Each entry must be reproduced precisely as it stands.
════════════════
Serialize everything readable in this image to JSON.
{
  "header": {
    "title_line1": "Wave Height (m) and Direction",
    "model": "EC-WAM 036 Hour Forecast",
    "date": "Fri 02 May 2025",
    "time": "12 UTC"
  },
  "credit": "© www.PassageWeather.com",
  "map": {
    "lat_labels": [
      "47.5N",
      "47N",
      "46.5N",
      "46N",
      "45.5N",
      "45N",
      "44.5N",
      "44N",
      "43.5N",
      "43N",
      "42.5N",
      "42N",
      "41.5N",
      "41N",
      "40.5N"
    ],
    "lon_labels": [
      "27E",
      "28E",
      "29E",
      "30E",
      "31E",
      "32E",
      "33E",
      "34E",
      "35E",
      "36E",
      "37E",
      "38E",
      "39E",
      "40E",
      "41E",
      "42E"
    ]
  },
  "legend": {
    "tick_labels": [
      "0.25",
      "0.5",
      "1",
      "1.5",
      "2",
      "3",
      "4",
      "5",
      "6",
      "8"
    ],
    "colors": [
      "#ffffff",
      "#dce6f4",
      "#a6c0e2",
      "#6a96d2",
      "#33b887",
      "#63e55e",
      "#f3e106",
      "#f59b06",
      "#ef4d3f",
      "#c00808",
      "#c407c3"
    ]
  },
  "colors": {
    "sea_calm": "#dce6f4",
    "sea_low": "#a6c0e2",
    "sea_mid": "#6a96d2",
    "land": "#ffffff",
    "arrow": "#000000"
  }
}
════════════════
_REPLY TO THE EXERCISE_
Serialize everything readable in this image to JSON.
{
  "header": {
    "title_line1": "Wave Height (m) and Direction",
    "model": "EC-WAM 036 Hour Forecast",
    "date": "Fri 02 May 2025",
    "time": "12 UTC"
  },
  "credit": "© www.PassageWeather.com",
  "map": {
    "lat_labels": [
      "47.5N",
      "47N",
      "46.5N",
      "46N",
      "45.5N",
      "45N",
      "44.5N",
      "44N",
      "43.5N",
      "43N",
      "42.5N",
      "42N",
      "41.5N",
      "41N",
      "40.5N"
    ],
    "lon_labels": [
      "27E",
      "28E",
      "29E",
      "30E",
      "31E",
      "32E",
      "33E",
      "34E",
      "35E",
      "36E",
      "37E",
      "38E",
      "39E",
      "40E",
      "41E",
      "42E"
    ]
  },
  "legend": {
    "tick_labels": [
      "0.25",
      "0.5",
      "1",
      "1.5",
      "2",
      "3",
      "4",
      "5",
      "6",
      "8"
    ],
    "colors": [
      "#ffffff",
      "#dce6f4",
      "#a6c0e2",
      "#6a96d2",
      "#33b887",
      "#63e55e",
      "#f3e106",
      "#f59b06",
      "#ef4d3f",
      "#c00808",
      "#c407c3"
    ]
  },
  "colors": {
    "sea_calm": "#dce6f4",
    "sea_low": "#a6c0e2",
    "sea_mid": "#6a96d2",
    "land": "#ffffff",
    "arrow": "#000000"
  }
}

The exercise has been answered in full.